Excerpt ▸
++++++++

The concept of bailment

The bailment of money, as a legal concept, denotes the delivery of money (notes and coins) for a particular purpose (e.g., safekeeping or for the delivery to a third party). At the beginning of the fourteenth century, it was not entirely clear what legal remedies were available to the bailor (depositor) against the bailee (the custodian) if the latter did not carry out his duties; i.e. what type of claim the depositor had against the custodian in the event the custodian breached his duties. There were two main types of bailment of money:

A. Bailment of money where the notes and coins were not mixed with other money
Bailment of money enclosed in a sealed bag (which could not be mixed with other money) was recoverable in detinue. In such case, the recoverable object was not a sum of money, but the bag (containing the money). In other words, if the bailee failed to perform his duties in such situations, the writ of detinue could be applied to recover the sealed bag with the money.

B. Bailment where the money was mixed with other money
Bailment of money where the notes and coins were mixed with other notes and coins were not recoverable in detinue. It was not clear what type of legal remedies were available to the bailor against the bailee if the latter failed to perform his duties in these situations. The legal action of debt (the writ of debt) was originally understood to relate to an obligation on a contract in connection with a real transaction, like a sale (a quid pro quo). Thus, originally there was some doubt as to whether the legal action of debt was applicable to the bailment of money, i.e. whether you were owed a sum of money by the party to which you delivered the money.

++++++++

Excerpted records ▸
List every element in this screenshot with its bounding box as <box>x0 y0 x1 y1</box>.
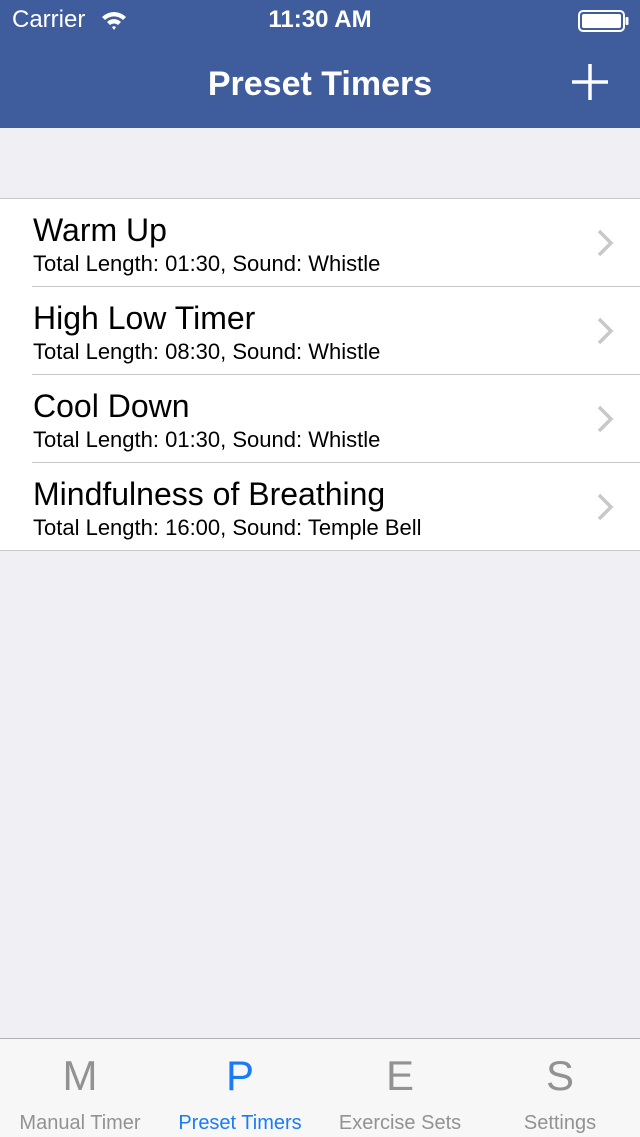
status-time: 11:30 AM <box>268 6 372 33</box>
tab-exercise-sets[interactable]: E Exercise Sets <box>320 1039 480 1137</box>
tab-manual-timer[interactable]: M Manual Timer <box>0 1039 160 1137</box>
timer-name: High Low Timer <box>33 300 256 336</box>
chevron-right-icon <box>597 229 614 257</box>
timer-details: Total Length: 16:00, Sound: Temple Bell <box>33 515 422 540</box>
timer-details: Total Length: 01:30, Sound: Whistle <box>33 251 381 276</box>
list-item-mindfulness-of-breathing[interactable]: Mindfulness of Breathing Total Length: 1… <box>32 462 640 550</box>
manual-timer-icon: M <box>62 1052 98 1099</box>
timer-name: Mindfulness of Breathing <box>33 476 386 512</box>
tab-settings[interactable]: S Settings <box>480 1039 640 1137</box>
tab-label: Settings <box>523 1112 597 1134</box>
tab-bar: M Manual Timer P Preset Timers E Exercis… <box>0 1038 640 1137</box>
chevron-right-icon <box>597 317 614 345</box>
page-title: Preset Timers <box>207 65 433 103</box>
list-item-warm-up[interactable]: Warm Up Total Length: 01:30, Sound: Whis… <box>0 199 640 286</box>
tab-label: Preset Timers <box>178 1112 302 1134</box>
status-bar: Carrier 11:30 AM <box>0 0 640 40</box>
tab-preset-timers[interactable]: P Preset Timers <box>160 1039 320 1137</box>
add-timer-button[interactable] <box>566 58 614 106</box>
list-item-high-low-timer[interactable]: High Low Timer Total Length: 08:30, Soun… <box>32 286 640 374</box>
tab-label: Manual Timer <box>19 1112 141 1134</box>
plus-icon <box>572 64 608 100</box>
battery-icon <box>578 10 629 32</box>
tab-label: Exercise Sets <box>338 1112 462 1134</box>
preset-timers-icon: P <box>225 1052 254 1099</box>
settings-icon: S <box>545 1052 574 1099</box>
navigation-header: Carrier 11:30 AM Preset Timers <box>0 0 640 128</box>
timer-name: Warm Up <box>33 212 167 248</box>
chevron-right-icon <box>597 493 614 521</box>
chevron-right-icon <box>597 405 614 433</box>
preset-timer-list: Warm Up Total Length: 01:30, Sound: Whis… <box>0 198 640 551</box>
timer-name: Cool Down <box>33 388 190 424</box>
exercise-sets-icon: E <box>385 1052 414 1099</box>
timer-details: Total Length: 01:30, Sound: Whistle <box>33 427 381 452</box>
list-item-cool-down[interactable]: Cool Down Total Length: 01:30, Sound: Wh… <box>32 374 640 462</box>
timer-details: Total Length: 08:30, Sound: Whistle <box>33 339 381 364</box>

++++++++

Task directions ▸
Answer these questions using the text on bailment of money:
1. What does the bailment of money denote as a legal concept?
2. Which writ could be used to recover money enclosed in a sealed bag?
3. What was the legal action of debt originally understood to relate to?
The listing isn't needed for this work.

Solution for this exercise ▸
1. The delivery of money (notes and coins) for a particular purpose, such as safekeeping or delivery to a third party.
2. The writ of detinue.
3. An obligation on a contract in connection with a real transaction, like a sale (a quid pro quo).